§ Exercise brief: All of the listing below must be repeated word for word. Pictures are the only thing to omit.

§ Rows:
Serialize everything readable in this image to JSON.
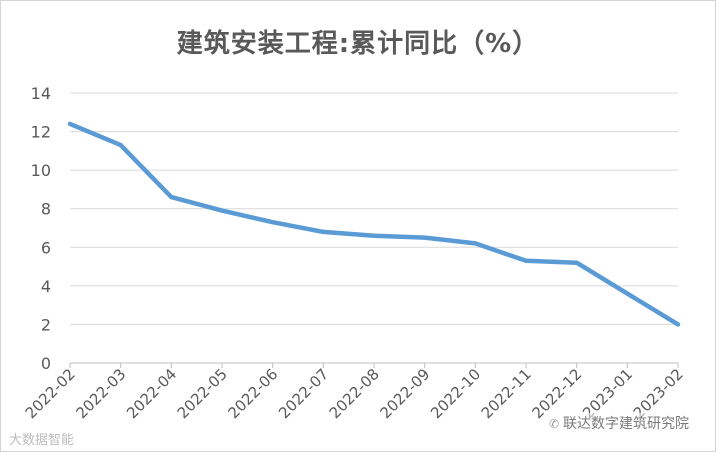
{
  "chart_data": {
    "type": "line",
    "title": "建筑安装工程:累计同比（%）",
    "xlabel": "",
    "ylabel": "",
    "ylim": [
      0,
      14
    ],
    "yticks": [
      0,
      2,
      4,
      6,
      8,
      10,
      12,
      14
    ],
    "grid": true,
    "legend": "none",
    "categories": [
      "2022-02",
      "2022-03",
      "2022-04",
      "2022-05",
      "2022-06",
      "2022-07",
      "2022-08",
      "2022-09",
      "2022-10",
      "2022-11",
      "2022-12",
      "2023-01",
      "2023-02"
    ],
    "series": [
      {
        "values": [
          12.4,
          11.3,
          8.6,
          7.9,
          7.3,
          6.8,
          6.6,
          6.5,
          6.2,
          5.3,
          5.2,
          3.6,
          2.0
        ],
        "color": "#5b9bd5"
      }
    ]
  },
  "watermarks": {
    "left": "大数据智能",
    "right": "联达数字建筑研究院",
    "right_icon": "wechat-icon"
  },
  "colors": {
    "line": "#5b9bd5",
    "grid": "#d9d9d9",
    "text": "#595959"
  }
}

§ The solution:
Serialize everything readable in this image to JSON.
{
  "chart_data": {
    "type": "line",
    "title": "建筑安装工程:累计同比（%）",
    "xlabel": "",
    "ylabel": "",
    "ylim": [
      0,
      14
    ],
    "yticks": [
      0,
      2,
      4,
      6,
      8,
      10,
      12,
      14
    ],
    "grid": true,
    "legend": "none",
    "categories": [
      "2022-02",
      "2022-03",
      "2022-04",
      "2022-05",
      "2022-06",
      "2022-07",
      "2022-08",
      "2022-09",
      "2022-10",
      "2022-11",
      "2022-12",
      "2023-01",
      "2023-02"
    ],
    "series": [
      {
        "values": [
          12.4,
          11.3,
          8.6,
          7.9,
          7.3,
          6.8,
          6.6,
          6.5,
          6.2,
          5.3,
          5.2,
          3.6,
          2.0
        ],
        "color": "#5b9bd5"
      }
    ]
  },
  "watermarks": {
    "left": "大数据智能",
    "right": "联达数字建筑研究院",
    "right_icon": "wechat-icon"
  },
  "colors": {
    "line": "#5b9bd5",
    "grid": "#d9d9d9",
    "text": "#595959"
  }
}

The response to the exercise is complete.